Problem description:
In the records below, tally every line containing "content". Report only the total.

Dataset items
***
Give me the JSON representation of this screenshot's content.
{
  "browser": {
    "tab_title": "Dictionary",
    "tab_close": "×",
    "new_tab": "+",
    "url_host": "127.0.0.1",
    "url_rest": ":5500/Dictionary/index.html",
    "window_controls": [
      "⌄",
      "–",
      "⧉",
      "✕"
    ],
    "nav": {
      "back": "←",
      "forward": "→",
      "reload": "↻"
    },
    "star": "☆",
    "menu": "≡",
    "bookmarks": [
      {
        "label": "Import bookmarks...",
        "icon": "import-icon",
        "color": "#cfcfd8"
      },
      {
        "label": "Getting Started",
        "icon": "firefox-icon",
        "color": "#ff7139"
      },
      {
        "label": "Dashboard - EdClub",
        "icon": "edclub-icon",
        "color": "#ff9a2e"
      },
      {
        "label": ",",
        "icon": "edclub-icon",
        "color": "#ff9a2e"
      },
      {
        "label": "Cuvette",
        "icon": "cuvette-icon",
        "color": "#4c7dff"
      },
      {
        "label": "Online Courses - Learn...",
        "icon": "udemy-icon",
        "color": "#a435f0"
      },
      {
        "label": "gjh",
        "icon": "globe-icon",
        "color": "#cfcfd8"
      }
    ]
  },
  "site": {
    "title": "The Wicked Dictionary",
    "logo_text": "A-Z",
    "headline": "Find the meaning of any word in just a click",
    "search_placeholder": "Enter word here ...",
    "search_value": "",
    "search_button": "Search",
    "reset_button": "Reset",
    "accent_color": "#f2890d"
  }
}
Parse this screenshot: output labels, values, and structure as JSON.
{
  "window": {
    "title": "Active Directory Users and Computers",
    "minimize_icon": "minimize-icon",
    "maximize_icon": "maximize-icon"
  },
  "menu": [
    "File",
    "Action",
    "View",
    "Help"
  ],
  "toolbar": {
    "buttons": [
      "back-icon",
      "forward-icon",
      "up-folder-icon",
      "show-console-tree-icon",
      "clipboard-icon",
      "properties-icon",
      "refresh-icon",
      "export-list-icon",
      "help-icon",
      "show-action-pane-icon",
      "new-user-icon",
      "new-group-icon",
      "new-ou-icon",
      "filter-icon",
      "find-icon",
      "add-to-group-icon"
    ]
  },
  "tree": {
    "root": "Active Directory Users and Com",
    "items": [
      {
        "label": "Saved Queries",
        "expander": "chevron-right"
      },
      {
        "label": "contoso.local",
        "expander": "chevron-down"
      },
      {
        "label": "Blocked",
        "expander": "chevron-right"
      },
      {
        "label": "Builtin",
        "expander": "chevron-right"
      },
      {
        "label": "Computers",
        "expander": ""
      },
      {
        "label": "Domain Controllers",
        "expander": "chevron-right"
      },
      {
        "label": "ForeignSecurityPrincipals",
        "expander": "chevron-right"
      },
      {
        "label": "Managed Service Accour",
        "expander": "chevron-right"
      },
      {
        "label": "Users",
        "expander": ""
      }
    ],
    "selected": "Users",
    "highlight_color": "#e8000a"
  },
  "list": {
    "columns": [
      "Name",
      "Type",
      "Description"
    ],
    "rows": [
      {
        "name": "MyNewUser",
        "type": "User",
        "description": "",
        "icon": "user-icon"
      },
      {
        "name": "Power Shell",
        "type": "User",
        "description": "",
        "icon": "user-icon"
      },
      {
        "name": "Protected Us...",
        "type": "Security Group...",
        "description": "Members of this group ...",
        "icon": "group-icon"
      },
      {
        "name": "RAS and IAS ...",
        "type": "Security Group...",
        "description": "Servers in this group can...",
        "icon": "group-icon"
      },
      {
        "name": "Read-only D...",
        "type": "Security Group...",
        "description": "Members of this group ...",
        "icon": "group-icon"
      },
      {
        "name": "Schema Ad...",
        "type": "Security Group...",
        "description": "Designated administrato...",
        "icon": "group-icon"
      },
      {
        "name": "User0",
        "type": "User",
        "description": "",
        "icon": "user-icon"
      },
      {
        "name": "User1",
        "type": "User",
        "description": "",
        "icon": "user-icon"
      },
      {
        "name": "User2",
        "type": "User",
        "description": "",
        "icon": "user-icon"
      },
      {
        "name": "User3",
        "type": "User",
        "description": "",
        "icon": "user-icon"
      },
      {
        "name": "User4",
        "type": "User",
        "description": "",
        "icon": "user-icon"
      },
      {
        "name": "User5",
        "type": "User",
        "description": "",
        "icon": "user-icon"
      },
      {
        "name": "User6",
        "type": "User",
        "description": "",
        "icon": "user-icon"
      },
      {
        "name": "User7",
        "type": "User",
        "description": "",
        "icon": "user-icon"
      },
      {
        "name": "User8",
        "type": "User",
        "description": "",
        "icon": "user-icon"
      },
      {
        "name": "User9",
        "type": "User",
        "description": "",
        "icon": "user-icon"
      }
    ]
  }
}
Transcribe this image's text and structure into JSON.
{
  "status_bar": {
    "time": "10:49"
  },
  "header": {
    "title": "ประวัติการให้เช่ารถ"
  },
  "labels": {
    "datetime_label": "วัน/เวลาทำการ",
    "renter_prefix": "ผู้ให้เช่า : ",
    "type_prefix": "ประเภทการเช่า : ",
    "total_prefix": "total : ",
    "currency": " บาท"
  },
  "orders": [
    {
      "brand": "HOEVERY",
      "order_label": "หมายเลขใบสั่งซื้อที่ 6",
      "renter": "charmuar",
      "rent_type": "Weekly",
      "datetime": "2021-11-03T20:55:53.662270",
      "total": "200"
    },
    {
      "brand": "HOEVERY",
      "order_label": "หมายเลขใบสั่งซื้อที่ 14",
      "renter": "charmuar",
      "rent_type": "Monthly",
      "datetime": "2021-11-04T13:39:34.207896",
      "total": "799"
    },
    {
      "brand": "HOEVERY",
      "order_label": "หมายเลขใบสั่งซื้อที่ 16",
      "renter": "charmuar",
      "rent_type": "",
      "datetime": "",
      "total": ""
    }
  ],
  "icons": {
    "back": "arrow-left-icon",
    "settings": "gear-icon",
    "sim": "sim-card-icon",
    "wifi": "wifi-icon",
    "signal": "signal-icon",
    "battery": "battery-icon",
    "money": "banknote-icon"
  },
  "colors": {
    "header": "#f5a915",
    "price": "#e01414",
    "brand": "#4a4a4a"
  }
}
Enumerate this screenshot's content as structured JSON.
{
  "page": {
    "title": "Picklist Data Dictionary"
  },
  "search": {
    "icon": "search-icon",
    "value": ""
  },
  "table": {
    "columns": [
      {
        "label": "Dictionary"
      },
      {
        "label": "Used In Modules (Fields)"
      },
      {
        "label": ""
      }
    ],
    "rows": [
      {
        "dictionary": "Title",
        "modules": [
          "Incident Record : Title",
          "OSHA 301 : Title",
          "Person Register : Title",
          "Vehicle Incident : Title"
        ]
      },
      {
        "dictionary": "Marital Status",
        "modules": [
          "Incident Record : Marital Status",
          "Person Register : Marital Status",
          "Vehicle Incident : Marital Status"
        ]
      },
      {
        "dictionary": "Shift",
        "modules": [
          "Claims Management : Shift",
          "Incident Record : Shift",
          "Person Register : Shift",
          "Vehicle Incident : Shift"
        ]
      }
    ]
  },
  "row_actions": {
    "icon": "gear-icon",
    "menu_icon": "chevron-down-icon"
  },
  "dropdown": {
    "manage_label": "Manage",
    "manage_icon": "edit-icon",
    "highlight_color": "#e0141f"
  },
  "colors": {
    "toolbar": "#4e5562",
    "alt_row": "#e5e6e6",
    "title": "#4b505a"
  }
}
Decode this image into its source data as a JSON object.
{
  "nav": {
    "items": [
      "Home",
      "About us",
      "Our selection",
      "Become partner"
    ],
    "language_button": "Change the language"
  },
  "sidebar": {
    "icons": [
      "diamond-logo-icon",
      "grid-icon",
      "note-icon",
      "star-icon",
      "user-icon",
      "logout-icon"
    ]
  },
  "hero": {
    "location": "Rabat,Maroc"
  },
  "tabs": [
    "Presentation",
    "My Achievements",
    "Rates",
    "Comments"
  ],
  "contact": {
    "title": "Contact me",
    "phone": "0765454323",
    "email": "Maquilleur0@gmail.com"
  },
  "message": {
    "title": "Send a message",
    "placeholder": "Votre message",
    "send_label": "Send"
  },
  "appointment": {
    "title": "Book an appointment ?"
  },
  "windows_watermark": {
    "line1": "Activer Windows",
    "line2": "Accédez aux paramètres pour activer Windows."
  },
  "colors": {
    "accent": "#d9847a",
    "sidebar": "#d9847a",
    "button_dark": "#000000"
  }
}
***
Result for this exercise:
2